» **Instructions for the task**
Write the data out again in full, with no departure from the original.

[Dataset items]
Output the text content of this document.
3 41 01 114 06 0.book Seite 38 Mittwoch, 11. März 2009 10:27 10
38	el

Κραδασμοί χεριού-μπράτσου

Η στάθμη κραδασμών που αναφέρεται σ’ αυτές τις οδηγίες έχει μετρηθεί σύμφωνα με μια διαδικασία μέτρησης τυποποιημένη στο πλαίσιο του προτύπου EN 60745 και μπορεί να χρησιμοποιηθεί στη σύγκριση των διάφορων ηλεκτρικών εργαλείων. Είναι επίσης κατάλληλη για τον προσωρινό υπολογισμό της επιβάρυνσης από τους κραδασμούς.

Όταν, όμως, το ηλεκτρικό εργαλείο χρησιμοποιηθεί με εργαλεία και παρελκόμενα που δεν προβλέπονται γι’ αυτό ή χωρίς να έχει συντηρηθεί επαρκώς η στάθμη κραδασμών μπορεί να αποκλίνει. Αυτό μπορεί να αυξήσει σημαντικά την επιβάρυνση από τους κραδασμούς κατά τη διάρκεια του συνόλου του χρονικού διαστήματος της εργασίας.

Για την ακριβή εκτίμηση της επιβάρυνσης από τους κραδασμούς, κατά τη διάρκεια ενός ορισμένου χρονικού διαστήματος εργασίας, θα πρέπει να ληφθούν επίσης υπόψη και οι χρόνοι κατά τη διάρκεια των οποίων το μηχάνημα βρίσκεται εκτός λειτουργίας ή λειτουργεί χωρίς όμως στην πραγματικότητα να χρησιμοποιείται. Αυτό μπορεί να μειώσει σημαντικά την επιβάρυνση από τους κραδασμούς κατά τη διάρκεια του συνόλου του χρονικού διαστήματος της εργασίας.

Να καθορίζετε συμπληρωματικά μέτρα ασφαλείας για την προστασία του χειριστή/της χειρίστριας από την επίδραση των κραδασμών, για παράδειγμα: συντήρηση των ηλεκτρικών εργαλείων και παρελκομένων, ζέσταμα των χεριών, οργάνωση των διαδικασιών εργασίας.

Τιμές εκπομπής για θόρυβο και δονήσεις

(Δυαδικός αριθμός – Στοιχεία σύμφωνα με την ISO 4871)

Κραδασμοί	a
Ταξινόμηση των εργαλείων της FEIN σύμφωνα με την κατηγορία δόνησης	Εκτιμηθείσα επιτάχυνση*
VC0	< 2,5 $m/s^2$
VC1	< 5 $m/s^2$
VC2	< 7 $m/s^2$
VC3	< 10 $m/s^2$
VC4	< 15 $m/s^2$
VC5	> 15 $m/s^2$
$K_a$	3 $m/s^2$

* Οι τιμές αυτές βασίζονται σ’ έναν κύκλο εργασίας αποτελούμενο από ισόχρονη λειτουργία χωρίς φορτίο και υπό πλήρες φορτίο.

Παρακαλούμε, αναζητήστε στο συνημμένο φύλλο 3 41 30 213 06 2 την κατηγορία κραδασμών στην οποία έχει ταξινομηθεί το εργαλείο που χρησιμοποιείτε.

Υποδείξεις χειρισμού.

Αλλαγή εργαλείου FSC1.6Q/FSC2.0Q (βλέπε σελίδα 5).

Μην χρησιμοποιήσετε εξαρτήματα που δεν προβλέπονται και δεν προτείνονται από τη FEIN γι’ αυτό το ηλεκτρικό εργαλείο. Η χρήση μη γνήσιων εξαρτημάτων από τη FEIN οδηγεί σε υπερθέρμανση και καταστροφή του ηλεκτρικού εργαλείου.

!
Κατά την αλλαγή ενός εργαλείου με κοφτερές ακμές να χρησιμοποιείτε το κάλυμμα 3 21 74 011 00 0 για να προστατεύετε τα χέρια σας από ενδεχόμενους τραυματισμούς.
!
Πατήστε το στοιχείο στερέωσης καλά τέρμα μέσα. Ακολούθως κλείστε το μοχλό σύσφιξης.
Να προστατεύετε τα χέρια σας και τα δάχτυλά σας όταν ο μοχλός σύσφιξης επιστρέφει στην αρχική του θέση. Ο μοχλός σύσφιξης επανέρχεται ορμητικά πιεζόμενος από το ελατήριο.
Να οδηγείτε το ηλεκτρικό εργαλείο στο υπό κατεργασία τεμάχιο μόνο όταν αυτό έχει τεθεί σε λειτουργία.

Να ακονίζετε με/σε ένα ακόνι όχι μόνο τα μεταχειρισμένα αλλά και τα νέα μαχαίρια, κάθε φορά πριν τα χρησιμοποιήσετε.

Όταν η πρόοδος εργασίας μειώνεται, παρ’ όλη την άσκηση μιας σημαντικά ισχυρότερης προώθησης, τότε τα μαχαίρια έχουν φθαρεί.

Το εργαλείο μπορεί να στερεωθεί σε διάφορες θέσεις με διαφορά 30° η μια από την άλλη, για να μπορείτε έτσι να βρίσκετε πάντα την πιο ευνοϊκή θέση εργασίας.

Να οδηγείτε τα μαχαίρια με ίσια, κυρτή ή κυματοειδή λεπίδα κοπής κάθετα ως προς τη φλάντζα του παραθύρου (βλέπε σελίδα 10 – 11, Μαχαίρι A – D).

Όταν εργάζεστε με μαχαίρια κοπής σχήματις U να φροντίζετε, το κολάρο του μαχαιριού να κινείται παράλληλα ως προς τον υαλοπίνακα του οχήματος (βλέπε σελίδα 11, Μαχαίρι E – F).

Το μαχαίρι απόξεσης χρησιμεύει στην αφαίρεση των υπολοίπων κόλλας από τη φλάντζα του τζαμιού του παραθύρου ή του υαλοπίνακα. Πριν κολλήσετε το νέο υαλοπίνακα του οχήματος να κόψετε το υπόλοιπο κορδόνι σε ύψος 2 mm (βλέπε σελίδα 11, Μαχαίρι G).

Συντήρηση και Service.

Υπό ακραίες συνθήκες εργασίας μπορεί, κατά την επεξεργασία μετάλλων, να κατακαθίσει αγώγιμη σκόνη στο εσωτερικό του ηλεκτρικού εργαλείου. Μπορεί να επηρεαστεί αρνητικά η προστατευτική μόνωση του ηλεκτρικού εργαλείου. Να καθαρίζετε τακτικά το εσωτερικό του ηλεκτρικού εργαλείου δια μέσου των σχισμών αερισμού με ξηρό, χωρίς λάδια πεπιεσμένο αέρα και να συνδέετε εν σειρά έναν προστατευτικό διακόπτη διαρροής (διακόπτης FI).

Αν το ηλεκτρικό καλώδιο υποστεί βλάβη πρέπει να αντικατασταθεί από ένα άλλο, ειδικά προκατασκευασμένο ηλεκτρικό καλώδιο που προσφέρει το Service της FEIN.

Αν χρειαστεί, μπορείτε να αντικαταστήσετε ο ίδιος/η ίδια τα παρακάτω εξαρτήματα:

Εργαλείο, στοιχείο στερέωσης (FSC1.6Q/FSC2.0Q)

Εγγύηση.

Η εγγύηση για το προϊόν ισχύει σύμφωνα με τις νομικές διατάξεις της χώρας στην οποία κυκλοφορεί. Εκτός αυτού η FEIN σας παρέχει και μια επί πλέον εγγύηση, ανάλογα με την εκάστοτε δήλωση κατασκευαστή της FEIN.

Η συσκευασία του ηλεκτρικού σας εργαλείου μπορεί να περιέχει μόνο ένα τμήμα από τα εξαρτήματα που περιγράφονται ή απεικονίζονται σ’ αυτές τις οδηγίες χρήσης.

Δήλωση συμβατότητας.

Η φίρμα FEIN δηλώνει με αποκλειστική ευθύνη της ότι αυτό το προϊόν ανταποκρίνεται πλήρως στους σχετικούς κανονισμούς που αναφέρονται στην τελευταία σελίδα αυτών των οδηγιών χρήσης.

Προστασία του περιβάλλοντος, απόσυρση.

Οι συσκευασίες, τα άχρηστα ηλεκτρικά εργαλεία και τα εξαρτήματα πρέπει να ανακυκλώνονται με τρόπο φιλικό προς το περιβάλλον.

» **Solved problem**
Output the text content of this document.
3 41 01 114 06 0.book Seite 38 Mittwoch, 11. März 2009 10:27 10
38	el

Κραδασμοί χεριού-μπράτσου

Η στάθμη κραδασμών που αναφέρεται σ’ αυτές τις οδηγίες έχει μετρηθεί σύμφωνα με μια διαδικασία μέτρησης τυποποιημένη στο πλαίσιο του προτύπου EN 60745 και μπορεί να χρησιμοποιηθεί στη σύγκριση των διάφορων ηλεκτρικών εργαλείων. Είναι επίσης κατάλληλη για τον προσωρινό υπολογισμό της επιβάρυνσης από τους κραδασμούς.

Όταν, όμως, το ηλεκτρικό εργαλείο χρησιμοποιηθεί με εργαλεία και παρελκόμενα που δεν προβλέπονται γι’ αυτό ή χωρίς να έχει συντηρηθεί επαρκώς η στάθμη κραδασμών μπορεί να αποκλίνει. Αυτό μπορεί να αυξήσει σημαντικά την επιβάρυνση από τους κραδασμούς κατά τη διάρκεια του συνόλου του χρονικού διαστήματος της εργασίας.

Για την ακριβή εκτίμηση της επιβάρυνσης από τους κραδασμούς, κατά τη διάρκεια ενός ορισμένου χρονικού διαστήματος εργασίας, θα πρέπει να ληφθούν επίσης υπόψη και οι χρόνοι κατά τη διάρκεια των οποίων το μηχάνημα βρίσκεται εκτός λειτουργίας ή λειτουργεί χωρίς όμως στην πραγματικότητα να χρησιμοποιείται. Αυτό μπορεί να μειώσει σημαντικά την επιβάρυνση από τους κραδασμούς κατά τη διάρκεια του συνόλου του χρονικού διαστήματος της εργασίας.

Να καθορίζετε συμπληρωματικά μέτρα ασφαλείας για την προστασία του χειριστή/της χειρίστριας από την επίδραση των κραδασμών, για παράδειγμα: συντήρηση των ηλεκτρικών εργαλείων και παρελκομένων, ζέσταμα των χεριών, οργάνωση των διαδικασιών εργασίας.

Τιμές εκπομπής για θόρυβο και δονήσεις

(Δυαδικός αριθμός – Στοιχεία σύμφωνα με την ISO 4871)

Κραδασμοί	a
Ταξινόμηση των εργαλείων της FEIN σύμφωνα με την κατηγορία δόνησης	Εκτιμηθείσα επιτάχυνση*
VC0	< 2,5 $m/s^2$
VC1	< 5 $m/s^2$
VC2	< 7 $m/s^2$
VC3	< 10 $m/s^2$
VC4	< 15 $m/s^2$
VC5	> 15 $m/s^2$
$K_a$	3 $m/s^2$

* Οι τιμές αυτές βασίζονται σ’ έναν κύκλο εργασίας αποτελούμενο από ισόχρονη λειτουργία χωρίς φορτίο και υπό πλήρες φορτίο.

Παρακαλούμε, αναζητήστε στο συνημμένο φύλλο 3 41 30 213 06 2 την κατηγορία κραδασμών στην οποία έχει ταξινομηθεί το εργαλείο που χρησιμοποιείτε.

Υποδείξεις χειρισμού.

Αλλαγή εργαλείου FSC1.6Q/FSC2.0Q (βλέπε σελίδα 5).

Μην χρησιμοποιήσετε εξαρτήματα που δεν προβλέπονται και δεν προτείνονται από τη FEIN γι’ αυτό το ηλεκτρικό εργαλείο. Η χρήση μη γνήσιων εξαρτημάτων από τη FEIN οδηγεί σε υπερθέρμανση και καταστροφή του ηλεκτρικού εργαλείου.

!
Κατά την αλλαγή ενός εργαλείου με κοφτερές ακμές να χρησιμοποιείτε το κάλυμμα 3 21 74 011 00 0 για να προστατεύετε τα χέρια σας από ενδεχόμενους τραυματισμούς.
!
Πατήστε το στοιχείο στερέωσης καλά τέρμα μέσα. Ακολούθως κλείστε το μοχλό σύσφιξης.
Να προστατεύετε τα χέρια σας και τα δάχτυλά σας όταν ο μοχλός σύσφιξης επιστρέφει στην αρχική του θέση. Ο μοχλός σύσφιξης επανέρχεται ορμητικά πιεζόμενος από το ελατήριο.
Να οδηγείτε το ηλεκτρικό εργαλείο στο υπό κατεργασία τεμάχιο μόνο όταν αυτό έχει τεθεί σε λειτουργία.

Να ακονίζετε με/σε ένα ακόνι όχι μόνο τα μεταχειρισμένα αλλά και τα νέα μαχαίρια, κάθε φορά πριν τα χρησιμοποιήσετε.

Όταν η πρόοδος εργασίας μειώνεται, παρ’ όλη την άσκηση μιας σημαντικά ισχυρότερης προώθησης, τότε τα μαχαίρια έχουν φθαρεί.

Το εργαλείο μπορεί να στερεωθεί σε διάφορες θέσεις με διαφορά 30° η μια από την άλλη, για να μπορείτε έτσι να βρίσκετε πάντα την πιο ευνοϊκή θέση εργασίας.

Να οδηγείτε τα μαχαίρια με ίσια, κυρτή ή κυματοειδή λεπίδα κοπής κάθετα ως προς τη φλάντζα του παραθύρου (βλέπε σελίδα 10 – 11, Μαχαίρι A – D).

Όταν εργάζεστε με μαχαίρια κοπής σχήματις U να φροντίζετε, το κολάρο του μαχαιριού να κινείται παράλληλα ως προς τον υαλοπίνακα του οχήματος (βλέπε σελίδα 11, Μαχαίρι E – F).

Το μαχαίρι απόξεσης χρησιμεύει στην αφαίρεση των υπολοίπων κόλλας από τη φλάντζα του τζαμιού του παραθύρου ή του υαλοπίνακα. Πριν κολλήσετε το νέο υαλοπίνακα του οχήματος να κόψετε το υπόλοιπο κορδόνι σε ύψος 2 mm (βλέπε σελίδα 11, Μαχαίρι G).

Συντήρηση και Service.

Υπό ακραίες συνθήκες εργασίας μπορεί, κατά την επεξεργασία μετάλλων, να κατακαθίσει αγώγιμη σκόνη στο εσωτερικό του ηλεκτρικού εργαλείου. Μπορεί να επηρεαστεί αρνητικά η προστατευτική μόνωση του ηλεκτρικού εργαλείου. Να καθαρίζετε τακτικά το εσωτερικό του ηλεκτρικού εργαλείου δια μέσου των σχισμών αερισμού με ξηρό, χωρίς λάδια πεπιεσμένο αέρα και να συνδέετε εν σειρά έναν προστατευτικό διακόπτη διαρροής (διακόπτης FI).

Αν το ηλεκτρικό καλώδιο υποστεί βλάβη πρέπει να αντικατασταθεί από ένα άλλο, ειδικά προκατασκευασμένο ηλεκτρικό καλώδιο που προσφέρει το Service της FEIN.

Αν χρειαστεί, μπορείτε να αντικαταστήσετε ο ίδιος/η ίδια τα παρακάτω εξαρτήματα:

Εργαλείο, στοιχείο στερέωσης (FSC1.6Q/FSC2.0Q)

Εγγύηση.

Η εγγύηση για το προϊόν ισχύει σύμφωνα με τις νομικές διατάξεις της χώρας στην οποία κυκλοφορεί. Εκτός αυτού η FEIN σας παρέχει και μια επί πλέον εγγύηση, ανάλογα με την εκάστοτε δήλωση κατασκευαστή της FEIN.

Η συσκευασία του ηλεκτρικού σας εργαλείου μπορεί να περιέχει μόνο ένα τμήμα από τα εξαρτήματα που περιγράφονται ή απεικονίζονται σ’ αυτές τις οδηγίες χρήσης.

Δήλωση συμβατότητας.

Η φίρμα FEIN δηλώνει με αποκλειστική ευθύνη της ότι αυτό το προϊόν ανταποκρίνεται πλήρως στους σχετικούς κανονισμούς που αναφέρονται στην τελευταία σελίδα αυτών των οδηγιών χρήσης.

Προστασία του περιβάλλοντος, απόσυρση.

Οι συσκευασίες, τα άχρηστα ηλεκτρικά εργαλεία και τα εξαρτήματα πρέπει να ανακυκλώνονται με τρόπο φιλικό προς το περιβάλλον.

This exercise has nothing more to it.